#### [WORK TASK]
Only the number is requested. Tally the lines of the data that hold the string "this".

Top of STUDY MATERIAL

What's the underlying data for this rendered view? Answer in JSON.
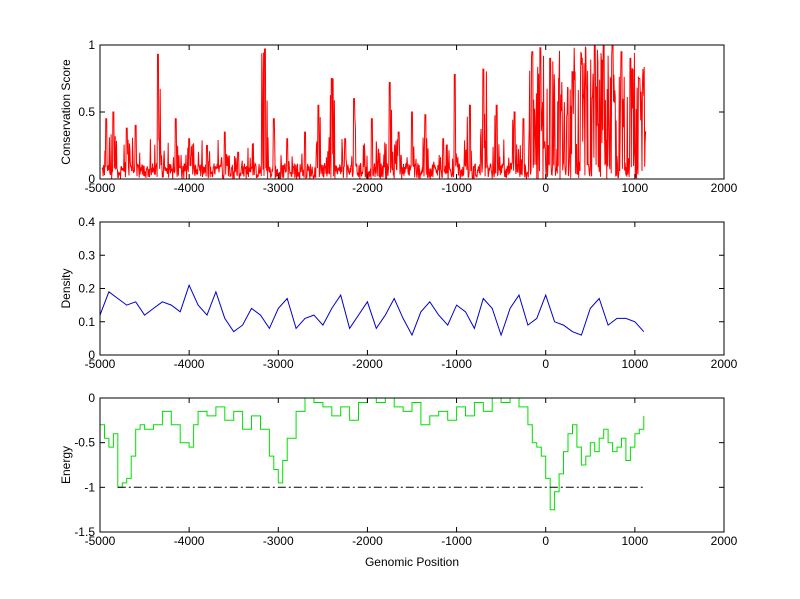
{
  "figure": {
    "background": "#ffffff",
    "axis_color": "#000000"
  },
  "chart_data": [
    {
      "type": "line",
      "ylabel": "Conservation Score",
      "xlabel": "",
      "xlim": [
        -5000,
        2000
      ],
      "ylim": [
        0,
        1
      ],
      "xticks": [
        -5000,
        -4000,
        -3000,
        -2000,
        -1000,
        0,
        1000,
        2000
      ],
      "yticks": [
        0,
        0.5,
        1
      ],
      "ytick_labels": [
        "0",
        "0.5",
        "1"
      ],
      "series": [
        {
          "color": "#ff0000",
          "x_range": [
            -4980,
            1120
          ],
          "description": "spiky conservation profile; peaks ~0.95 at -4350 and -3150, ~0.75 around -2400/-1700/-1000/-800, high dense block 0.6-1.0 between -150 and 1100",
          "peaks": [
            [
              -4930,
              0.45
            ],
            [
              -4850,
              0.5
            ],
            [
              -4700,
              0.38
            ],
            [
              -4600,
              0.4
            ],
            [
              -4350,
              0.93
            ],
            [
              -4150,
              0.45
            ],
            [
              -4000,
              0.3
            ],
            [
              -3800,
              0.25
            ],
            [
              -3600,
              0.35
            ],
            [
              -3450,
              0.2
            ],
            [
              -3150,
              0.97
            ],
            [
              -3050,
              0.45
            ],
            [
              -2900,
              0.3
            ],
            [
              -2700,
              0.35
            ],
            [
              -2550,
              0.55
            ],
            [
              -2400,
              0.75
            ],
            [
              -2250,
              0.3
            ],
            [
              -2150,
              0.6
            ],
            [
              -1950,
              0.45
            ],
            [
              -1750,
              0.72
            ],
            [
              -1650,
              0.35
            ],
            [
              -1500,
              0.5
            ],
            [
              -1350,
              0.48
            ],
            [
              -1150,
              0.3
            ],
            [
              -1020,
              0.78
            ],
            [
              -850,
              0.55
            ],
            [
              -700,
              0.82
            ],
            [
              -550,
              0.55
            ],
            [
              -350,
              0.5
            ],
            [
              -250,
              0.45
            ],
            [
              -150,
              0.95
            ],
            [
              -60,
              0.98
            ],
            [
              50,
              0.9
            ],
            [
              150,
              0.75
            ],
            [
              300,
              0.8
            ],
            [
              450,
              0.7
            ],
            [
              550,
              1.0
            ],
            [
              650,
              1.0
            ],
            [
              750,
              1.0
            ],
            [
              850,
              0.95
            ],
            [
              950,
              0.9
            ],
            [
              1050,
              0.75
            ],
            [
              1100,
              0.62
            ]
          ]
        }
      ]
    },
    {
      "type": "line",
      "ylabel": "Density",
      "xlabel": "",
      "xlim": [
        -5000,
        2000
      ],
      "ylim": [
        0,
        0.4
      ],
      "xticks": [
        -5000,
        -4000,
        -3000,
        -2000,
        -1000,
        0,
        1000,
        2000
      ],
      "yticks": [
        0,
        0.1,
        0.2,
        0.3,
        0.4
      ],
      "ytick_labels": [
        "0",
        "0.1",
        "0.2",
        "0.3",
        "0.4"
      ],
      "series": [
        {
          "color": "#0000cc",
          "x": [
            -5000,
            -4900,
            -4800,
            -4700,
            -4600,
            -4500,
            -4400,
            -4300,
            -4200,
            -4100,
            -4000,
            -3900,
            -3800,
            -3700,
            -3600,
            -3500,
            -3400,
            -3300,
            -3200,
            -3100,
            -3000,
            -2900,
            -2800,
            -2700,
            -2600,
            -2500,
            -2400,
            -2300,
            -2200,
            -2100,
            -2000,
            -1900,
            -1800,
            -1700,
            -1600,
            -1500,
            -1400,
            -1300,
            -1200,
            -1100,
            -1000,
            -900,
            -800,
            -700,
            -600,
            -500,
            -400,
            -300,
            -200,
            -100,
            0,
            100,
            200,
            300,
            400,
            500,
            600,
            700,
            800,
            900,
            1000,
            1100
          ],
          "y": [
            0.12,
            0.19,
            0.17,
            0.15,
            0.16,
            0.12,
            0.14,
            0.16,
            0.15,
            0.13,
            0.21,
            0.15,
            0.12,
            0.19,
            0.11,
            0.07,
            0.09,
            0.14,
            0.12,
            0.08,
            0.14,
            0.17,
            0.08,
            0.11,
            0.12,
            0.09,
            0.14,
            0.18,
            0.08,
            0.12,
            0.16,
            0.08,
            0.12,
            0.17,
            0.11,
            0.06,
            0.13,
            0.16,
            0.12,
            0.09,
            0.15,
            0.13,
            0.08,
            0.17,
            0.14,
            0.06,
            0.14,
            0.18,
            0.09,
            0.11,
            0.18,
            0.1,
            0.09,
            0.07,
            0.06,
            0.14,
            0.17,
            0.09,
            0.11,
            0.11,
            0.1,
            0.07
          ]
        }
      ]
    },
    {
      "type": "line",
      "ylabel": "Energy",
      "xlabel": "Genomic Position",
      "xlim": [
        -5000,
        2000
      ],
      "ylim": [
        -1.5,
        0
      ],
      "xticks": [
        -5000,
        -4000,
        -3000,
        -2000,
        -1000,
        0,
        1000,
        2000
      ],
      "yticks": [
        0,
        -0.5,
        -1,
        -1.5
      ],
      "ytick_labels": [
        "0",
        "-0.5",
        "-1",
        "-1.5"
      ],
      "series": [
        {
          "color": "#00e000",
          "style": "step",
          "x": [
            -5000,
            -4950,
            -4900,
            -4850,
            -4800,
            -4750,
            -4700,
            -4650,
            -4600,
            -4550,
            -4500,
            -4400,
            -4300,
            -4200,
            -4100,
            -4000,
            -3950,
            -3900,
            -3800,
            -3700,
            -3600,
            -3500,
            -3400,
            -3300,
            -3200,
            -3100,
            -3050,
            -3000,
            -2950,
            -2900,
            -2800,
            -2700,
            -2600,
            -2500,
            -2400,
            -2300,
            -2200,
            -2100,
            -2000,
            -1900,
            -1800,
            -1700,
            -1600,
            -1500,
            -1400,
            -1300,
            -1200,
            -1100,
            -1000,
            -900,
            -800,
            -700,
            -600,
            -500,
            -400,
            -300,
            -200,
            -150,
            -100,
            -50,
            0,
            50,
            100,
            150,
            200,
            250,
            300,
            350,
            400,
            450,
            500,
            550,
            600,
            650,
            700,
            750,
            800,
            850,
            900,
            950,
            1000,
            1050,
            1100
          ],
          "y": [
            -0.3,
            -0.45,
            -0.55,
            -0.4,
            -1.0,
            -0.95,
            -0.9,
            -0.65,
            -0.35,
            -0.3,
            -0.35,
            -0.3,
            -0.15,
            -0.3,
            -0.5,
            -0.55,
            -0.3,
            -0.15,
            -0.2,
            -0.1,
            -0.25,
            -0.15,
            -0.35,
            -0.2,
            -0.35,
            -0.65,
            -0.8,
            -0.95,
            -0.7,
            -0.45,
            -0.15,
            0.0,
            -0.05,
            -0.1,
            -0.2,
            -0.1,
            -0.25,
            -0.05,
            0.0,
            -0.05,
            0.0,
            -0.1,
            -0.15,
            -0.05,
            -0.3,
            -0.2,
            -0.15,
            -0.25,
            -0.1,
            -0.2,
            -0.05,
            -0.15,
            0.0,
            -0.05,
            0.0,
            -0.1,
            -0.3,
            -0.5,
            -0.55,
            -0.65,
            -0.9,
            -1.25,
            -1.05,
            -0.85,
            -0.6,
            -0.4,
            -0.3,
            -0.55,
            -0.75,
            -0.65,
            -0.5,
            -0.6,
            -0.45,
            -0.35,
            -0.5,
            -0.6,
            -0.55,
            -0.45,
            -0.7,
            -0.55,
            -0.4,
            -0.35,
            -0.2
          ]
        },
        {
          "color": "#000000",
          "style": "dashdot",
          "x": [
            -4800,
            1100
          ],
          "y": [
            -1,
            -1
          ]
        }
      ]
    }
  ]
}
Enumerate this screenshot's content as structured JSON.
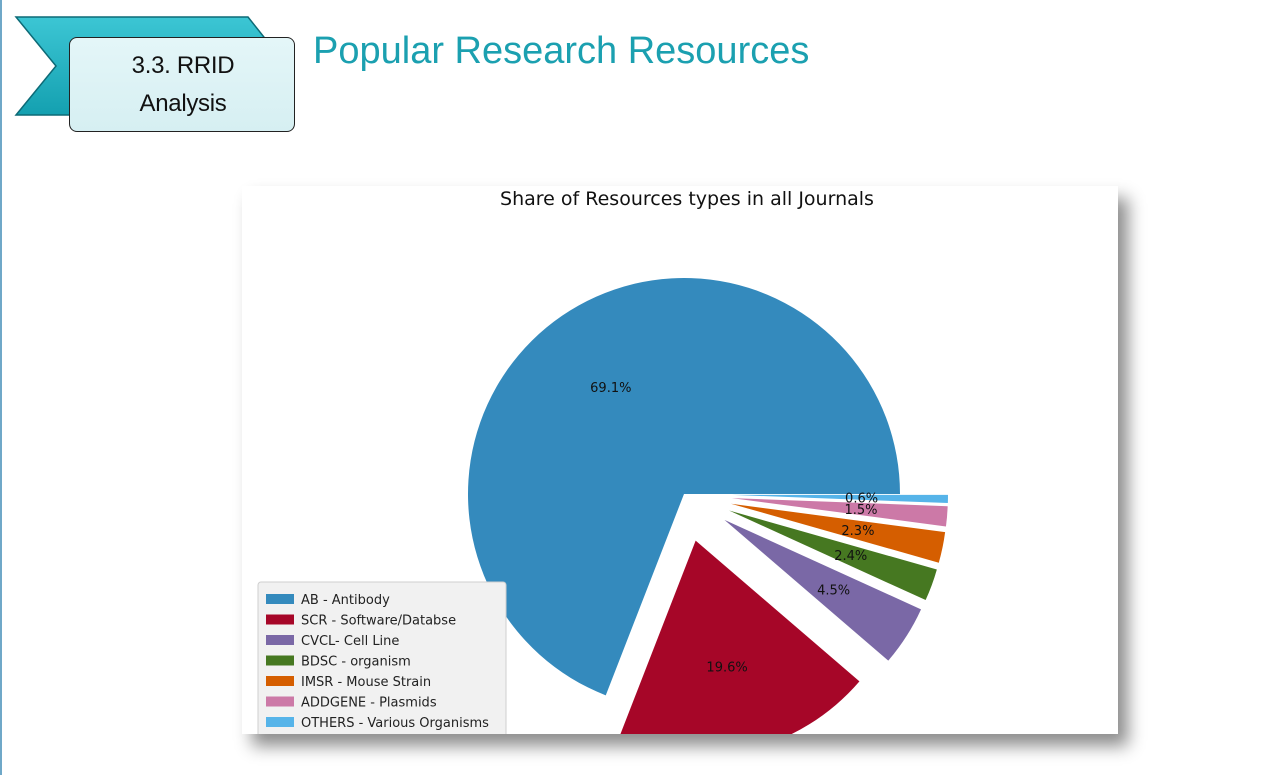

Bottom of STUDY MATERIAL

#### [EXPECTED ANSWER]
2